* **Page text**:

## begin

What is Scientific “Truth”…

… And How Do We Know We Found It?

by Brian D. McLean, BSc, DDS
 

What is Scientific "Truth" and How Do We Know We Found It?

What is scientific truth?  No one knows.

How do we know we found it? We never do.

These answers are blunt and short, and for most people I think, they are distressing.

Indeed, they are so distressing that most folks become dismissive and move on to something more palatable: “Nonsense! Of course we know some scientific truths!”

Without getting at the meaning driving the issue, the discussion can drift off into trivialities.

Surely there are some scientific truths;  there are twelve inches in a foot and a hundred centimetres in a metre. These facts are both true and scientific aren’t they?  They are scientific in the sense that scientists measure things and they are true by definition.

So what is meant by “we never know when we find a scientific truth?”

Science is about trying to understand and explain stuff about the universe.  The process involves identifying something we don’t understand (but would like to) and guessing what might be going on. The guess we come up with is called an hypothesis.  Let’s stick with the term guess.

The guess should be testable.  It should lead to predictions about other things: “If this is true then that will happen.” If “that” indeed happens, it proves that “this” is true.

Right?

Wrong!

Mankind has known that is wrong since at least the days of Aristotle, 2400 years ago. One of his thirteen logical fallacies is known as the error of affirming the consequent.

Say what?

In an “if-then” statement, the part before the “then” is known as the antecedent (comes before,) and that which follows the “then” is called the consequent (follows after.)

Easy. But why is it wrong?

Scientific “Truth” – a Daffy Example

Here’s an observation I have made about the world:

“Whenever it rains, the streets get wet.”

That leads me to guess:

“If  the streets are wet, then it is (or has recently been) raining.”

That is such a shatteringly brilliant insight, I’m tempted to use the more scholarly and impressive term “hypothesis.” But I said we would stick with the term “guess.”  What a pity!

Now, the guess can be tested by frequently checking the condition of the streets and the associated weather. Time after time, whenever the streets are wet (the antecedent), everyone affirms that it is or has been raining (the consequent part of my guess).

## end

* **Information provided**:
## begin

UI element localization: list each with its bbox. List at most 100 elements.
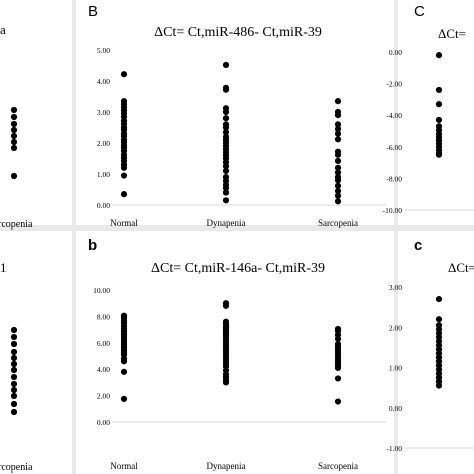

## end

* **Challenges**:
1: According to the essay on scientific truth, what is the part of an "if-then" statement that follows the "then" called?
2: In the essay on scientific truth, substitute "minor details" for "trivialities" and reproduce the passage starting at "These answers are blunt and short, and for" and ending at "are true by definition.".
3: Condense the paragraph of the essay on scientific truth that begins "Science is about trying to understand" into two brief sentences, keeping its main facts.
The material above comes from a separate source and is not part of the essay on scientific truth.

* **Full solutions**:
1: The consequent.

2:
These answers are blunt and short, and for most people I think, they are distressing.

Indeed, they are so distressing that most folks become dismissive and move on to something more palatable: “Nonsense! Of course we know some scientific truths!”

Without getting at the meaning driving the issue, the discussion can drift off into minor details.

Surely there are some scientific truths;  there are twelve inches in a foot and a hundred centimetres in a metre. These facts are both true and scientific aren’t they?  They are scientific in the sense that scientists measure things and they are true by definition.

3: Science seeks to understand and explain the universe by identifying something not yet understood and guessing what might be going on. Such a guess is called a hypothesis, though the essay chooses to keep calling it a guess.